<<<<

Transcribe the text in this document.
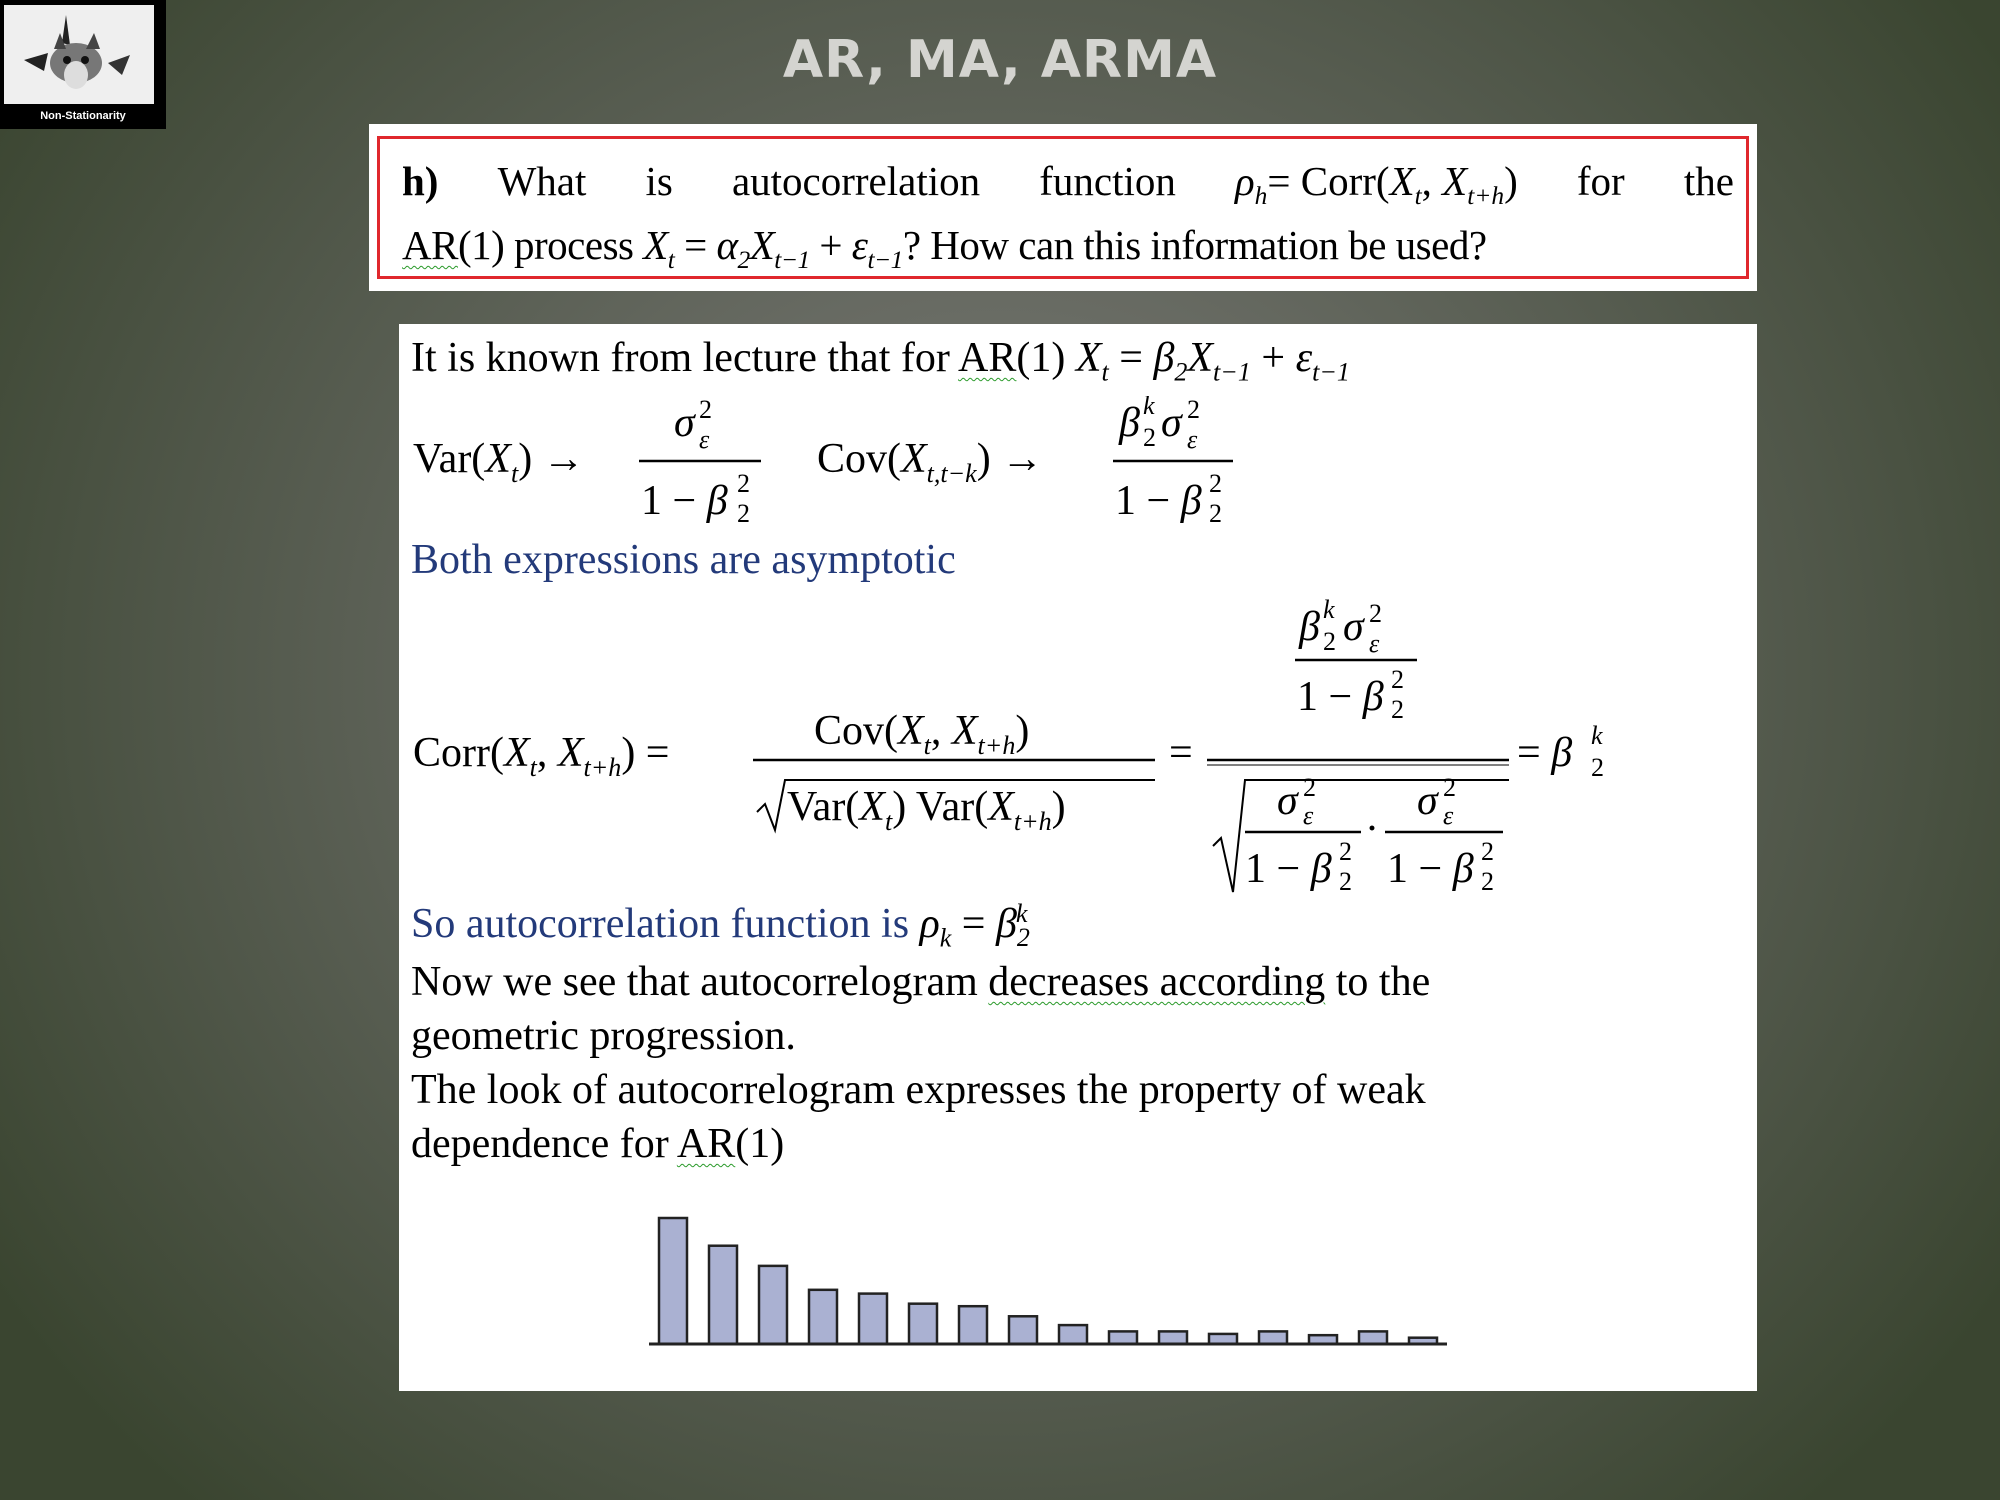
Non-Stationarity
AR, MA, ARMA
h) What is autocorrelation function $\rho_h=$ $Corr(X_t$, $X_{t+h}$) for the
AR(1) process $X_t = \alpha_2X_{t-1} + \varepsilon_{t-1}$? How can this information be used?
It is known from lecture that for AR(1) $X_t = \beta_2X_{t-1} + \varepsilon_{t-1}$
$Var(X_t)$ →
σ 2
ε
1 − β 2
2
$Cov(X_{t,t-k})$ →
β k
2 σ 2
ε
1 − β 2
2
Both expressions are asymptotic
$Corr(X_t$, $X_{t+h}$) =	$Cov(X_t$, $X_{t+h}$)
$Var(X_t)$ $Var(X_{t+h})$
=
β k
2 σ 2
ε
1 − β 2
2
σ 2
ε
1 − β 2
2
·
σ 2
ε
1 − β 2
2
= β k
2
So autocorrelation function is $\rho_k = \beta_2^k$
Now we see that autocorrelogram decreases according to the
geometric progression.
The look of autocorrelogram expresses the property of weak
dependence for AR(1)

>>>>
<<<<

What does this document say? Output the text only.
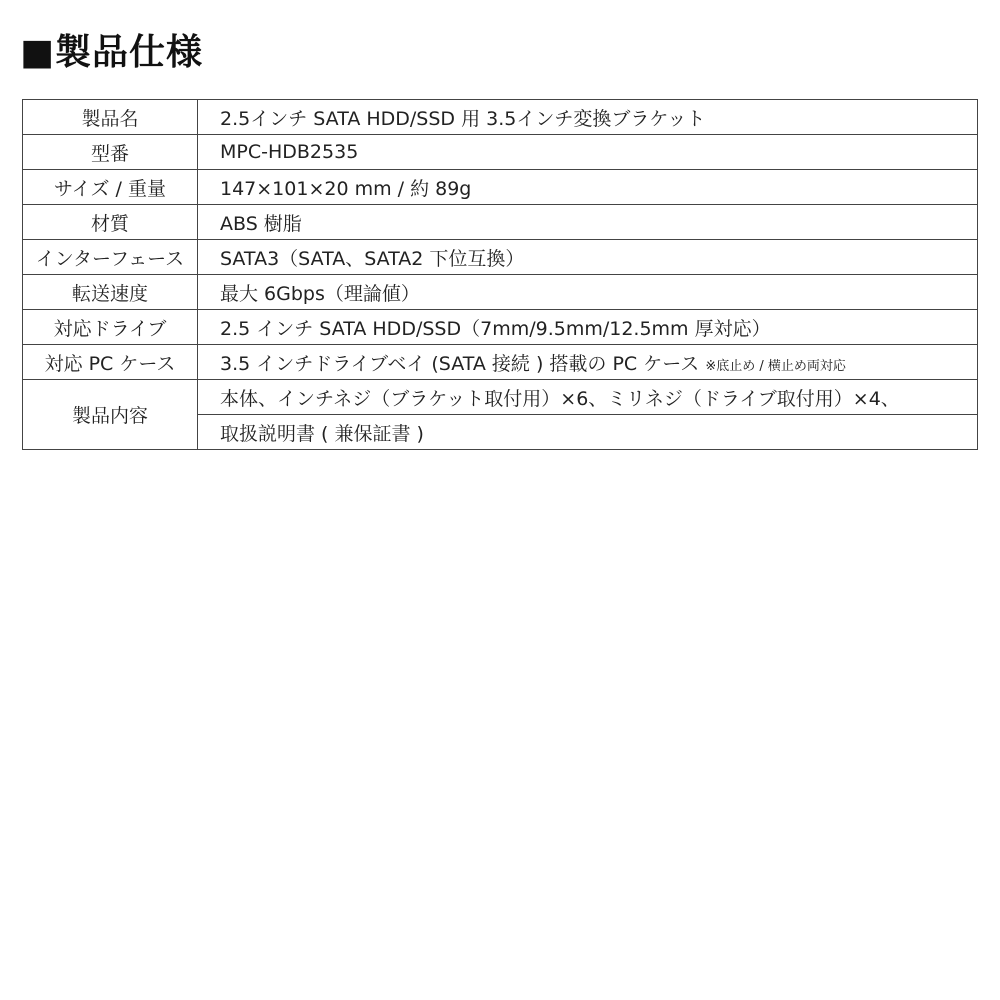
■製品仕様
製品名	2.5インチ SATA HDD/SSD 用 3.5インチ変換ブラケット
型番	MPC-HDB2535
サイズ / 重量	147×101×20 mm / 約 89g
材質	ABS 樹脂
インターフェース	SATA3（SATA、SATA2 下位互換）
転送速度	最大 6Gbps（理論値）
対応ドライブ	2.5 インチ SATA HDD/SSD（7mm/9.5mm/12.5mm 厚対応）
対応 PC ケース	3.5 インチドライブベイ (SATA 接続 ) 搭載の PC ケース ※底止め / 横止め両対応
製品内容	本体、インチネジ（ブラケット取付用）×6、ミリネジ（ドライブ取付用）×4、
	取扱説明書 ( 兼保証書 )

>>>>

### Exercise prompt
Isolate the lines above that contain the word "SATA" and copy them.

### Response
製品名	2.5インチ SATA HDD/SSD 用 3.5インチ変換ブラケット
インターフェース	SATA3（SATA、SATA2 下位互換）
対応ドライブ	2.5 インチ SATA HDD/SSD（7mm/9.5mm/12.5mm 厚対応）
対応 PC ケース	3.5 インチドライブベイ (SATA 接続 ) 搭載の PC ケース ※底止め / 横止め両対応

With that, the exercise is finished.